* Goal: Copy out every record below with complete accuracy.

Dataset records
——————————
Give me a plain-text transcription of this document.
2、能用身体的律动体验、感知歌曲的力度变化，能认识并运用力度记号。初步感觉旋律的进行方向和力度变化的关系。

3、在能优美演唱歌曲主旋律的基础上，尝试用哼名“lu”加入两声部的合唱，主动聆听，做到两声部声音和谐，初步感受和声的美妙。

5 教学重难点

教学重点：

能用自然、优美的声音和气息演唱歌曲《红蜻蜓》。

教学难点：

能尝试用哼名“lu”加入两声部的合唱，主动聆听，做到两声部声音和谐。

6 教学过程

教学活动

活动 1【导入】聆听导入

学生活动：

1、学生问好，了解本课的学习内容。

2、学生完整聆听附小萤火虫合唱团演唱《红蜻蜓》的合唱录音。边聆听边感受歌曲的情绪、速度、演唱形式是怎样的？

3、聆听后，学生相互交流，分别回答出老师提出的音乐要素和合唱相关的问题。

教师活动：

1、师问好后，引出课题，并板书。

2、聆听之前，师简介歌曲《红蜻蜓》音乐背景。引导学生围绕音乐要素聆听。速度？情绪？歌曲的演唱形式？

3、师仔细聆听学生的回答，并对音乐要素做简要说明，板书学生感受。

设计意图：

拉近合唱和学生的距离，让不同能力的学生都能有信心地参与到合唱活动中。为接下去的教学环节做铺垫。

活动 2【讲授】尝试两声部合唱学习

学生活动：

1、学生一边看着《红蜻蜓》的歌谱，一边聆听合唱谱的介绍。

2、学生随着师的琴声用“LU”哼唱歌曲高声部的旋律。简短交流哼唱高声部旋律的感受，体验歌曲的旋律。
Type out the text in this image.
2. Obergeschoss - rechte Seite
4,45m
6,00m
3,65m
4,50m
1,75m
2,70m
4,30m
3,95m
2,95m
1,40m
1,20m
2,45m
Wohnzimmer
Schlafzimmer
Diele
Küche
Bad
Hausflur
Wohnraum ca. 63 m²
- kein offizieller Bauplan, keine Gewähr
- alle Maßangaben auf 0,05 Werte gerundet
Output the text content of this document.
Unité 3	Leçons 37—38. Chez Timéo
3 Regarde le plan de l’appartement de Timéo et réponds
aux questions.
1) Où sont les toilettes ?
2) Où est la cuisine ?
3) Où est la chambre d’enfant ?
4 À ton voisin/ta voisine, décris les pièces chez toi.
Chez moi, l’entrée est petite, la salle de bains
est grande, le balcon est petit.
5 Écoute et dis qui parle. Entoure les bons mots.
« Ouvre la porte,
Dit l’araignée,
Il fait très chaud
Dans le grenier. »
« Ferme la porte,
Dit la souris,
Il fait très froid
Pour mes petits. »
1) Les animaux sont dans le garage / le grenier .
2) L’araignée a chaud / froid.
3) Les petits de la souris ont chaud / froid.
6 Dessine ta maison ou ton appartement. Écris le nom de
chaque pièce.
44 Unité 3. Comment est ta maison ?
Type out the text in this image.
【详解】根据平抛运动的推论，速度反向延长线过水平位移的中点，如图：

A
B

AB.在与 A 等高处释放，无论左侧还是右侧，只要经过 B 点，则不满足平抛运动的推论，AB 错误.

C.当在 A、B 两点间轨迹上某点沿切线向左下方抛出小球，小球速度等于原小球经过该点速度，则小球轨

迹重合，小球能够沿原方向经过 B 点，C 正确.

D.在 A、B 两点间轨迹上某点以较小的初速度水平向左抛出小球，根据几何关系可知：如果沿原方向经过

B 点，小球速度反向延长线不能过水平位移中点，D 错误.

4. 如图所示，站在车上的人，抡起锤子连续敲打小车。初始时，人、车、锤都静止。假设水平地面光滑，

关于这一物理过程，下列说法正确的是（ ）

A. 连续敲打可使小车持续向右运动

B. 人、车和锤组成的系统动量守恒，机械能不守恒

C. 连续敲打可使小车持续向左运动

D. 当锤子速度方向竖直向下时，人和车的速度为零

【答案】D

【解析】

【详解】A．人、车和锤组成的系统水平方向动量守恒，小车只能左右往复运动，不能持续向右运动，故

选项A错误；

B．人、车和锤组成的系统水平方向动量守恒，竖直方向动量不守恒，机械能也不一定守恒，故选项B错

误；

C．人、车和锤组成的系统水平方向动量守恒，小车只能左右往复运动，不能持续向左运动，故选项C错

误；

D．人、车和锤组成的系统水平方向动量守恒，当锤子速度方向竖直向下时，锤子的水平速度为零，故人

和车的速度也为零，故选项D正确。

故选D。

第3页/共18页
——————————
* Output for this exercise:
Give me a plain-text transcription of this document.
2、能用身体的律动体验、感知歌曲的力度变化，能认识并运用力度记号。初步感觉旋律的进行方向和力度变化的关系。

3、在能优美演唱歌曲主旋律的基础上，尝试用哼名“lu”加入两声部的合唱，主动聆听，做到两声部声音和谐，初步感受和声的美妙。

5 教学重难点

教学重点：

能用自然、优美的声音和气息演唱歌曲《红蜻蜓》。

教学难点：

能尝试用哼名“lu”加入两声部的合唱，主动聆听，做到两声部声音和谐。

6 教学过程

教学活动

活动 1【导入】聆听导入

学生活动：

1、学生问好，了解本课的学习内容。

2、学生完整聆听附小萤火虫合唱团演唱《红蜻蜓》的合唱录音。边聆听边感受歌曲的情绪、速度、演唱形式是怎样的？

3、聆听后，学生相互交流，分别回答出老师提出的音乐要素和合唱相关的问题。

教师活动：

1、师问好后，引出课题，并板书。

2、聆听之前，师简介歌曲《红蜻蜓》音乐背景。引导学生围绕音乐要素聆听。速度？情绪？歌曲的演唱形式？

3、师仔细聆听学生的回答，并对音乐要素做简要说明，板书学生感受。

设计意图：

拉近合唱和学生的距离，让不同能力的学生都能有信心地参与到合唱活动中。为接下去的教学环节做铺垫。

活动 2【讲授】尝试两声部合唱学习

学生活动：

1、学生一边看着《红蜻蜓》的歌谱，一边聆听合唱谱的介绍。

2、学生随着师的琴声用“LU”哼唱歌曲高声部的旋律。简短交流哼唱高声部旋律的感受，体验歌曲的旋律。
Type out the text in this image.
2. Obergeschoss - rechte Seite
4,45m
6,00m
3,65m
4,50m
1,75m
2,70m
4,30m
3,95m
2,95m
1,40m
1,20m
2,45m
Wohnzimmer
Schlafzimmer
Diele
Küche
Bad
Hausflur
Wohnraum ca. 63 m²
- kein offizieller Bauplan, keine Gewähr
- alle Maßangaben auf 0,05 Werte gerundet
Output the text content of this document.
Unité 3	Leçons 37—38. Chez Timéo
3 Regarde le plan de l’appartement de Timéo et réponds
aux questions.
1) Où sont les toilettes ?
2) Où est la cuisine ?
3) Où est la chambre d’enfant ?
4 À ton voisin/ta voisine, décris les pièces chez toi.
Chez moi, l’entrée est petite, la salle de bains
est grande, le balcon est petit.
5 Écoute et dis qui parle. Entoure les bons mots.
« Ouvre la porte,
Dit l’araignée,
Il fait très chaud
Dans le grenier. »
« Ferme la porte,
Dit la souris,
Il fait très froid
Pour mes petits. »
1) Les animaux sont dans le garage / le grenier .
2) L’araignée a chaud / froid.
3) Les petits de la souris ont chaud / froid.
6 Dessine ta maison ou ton appartement. Écris le nom de
chaque pièce.
44 Unité 3. Comment est ta maison ?
Type out the text in this image.
【详解】根据平抛运动的推论，速度反向延长线过水平位移的中点，如图：

A
B

AB.在与 A 等高处释放，无论左侧还是右侧，只要经过 B 点，则不满足平抛运动的推论，AB 错误.

C.当在 A、B 两点间轨迹上某点沿切线向左下方抛出小球，小球速度等于原小球经过该点速度，则小球轨

迹重合，小球能够沿原方向经过 B 点，C 正确.

D.在 A、B 两点间轨迹上某点以较小的初速度水平向左抛出小球，根据几何关系可知：如果沿原方向经过

B 点，小球速度反向延长线不能过水平位移中点，D 错误.

4. 如图所示，站在车上的人，抡起锤子连续敲打小车。初始时，人、车、锤都静止。假设水平地面光滑，

关于这一物理过程，下列说法正确的是（ ）

A. 连续敲打可使小车持续向右运动

B. 人、车和锤组成的系统动量守恒，机械能不守恒

C. 连续敲打可使小车持续向左运动

D. 当锤子速度方向竖直向下时，人和车的速度为零

【答案】D

【解析】

【详解】A．人、车和锤组成的系统水平方向动量守恒，小车只能左右往复运动，不能持续向右运动，故

选项A错误；

B．人、车和锤组成的系统水平方向动量守恒，竖直方向动量不守恒，机械能也不一定守恒，故选项B错

误；

C．人、车和锤组成的系统水平方向动量守恒，小车只能左右往复运动，不能持续向左运动，故选项C错

误；

D．人、车和锤组成的系统水平方向动量守恒，当锤子速度方向竖直向下时，锤子的水平速度为零，故人

和车的速度也为零，故选项D正确。

故选D。

第3页/共18页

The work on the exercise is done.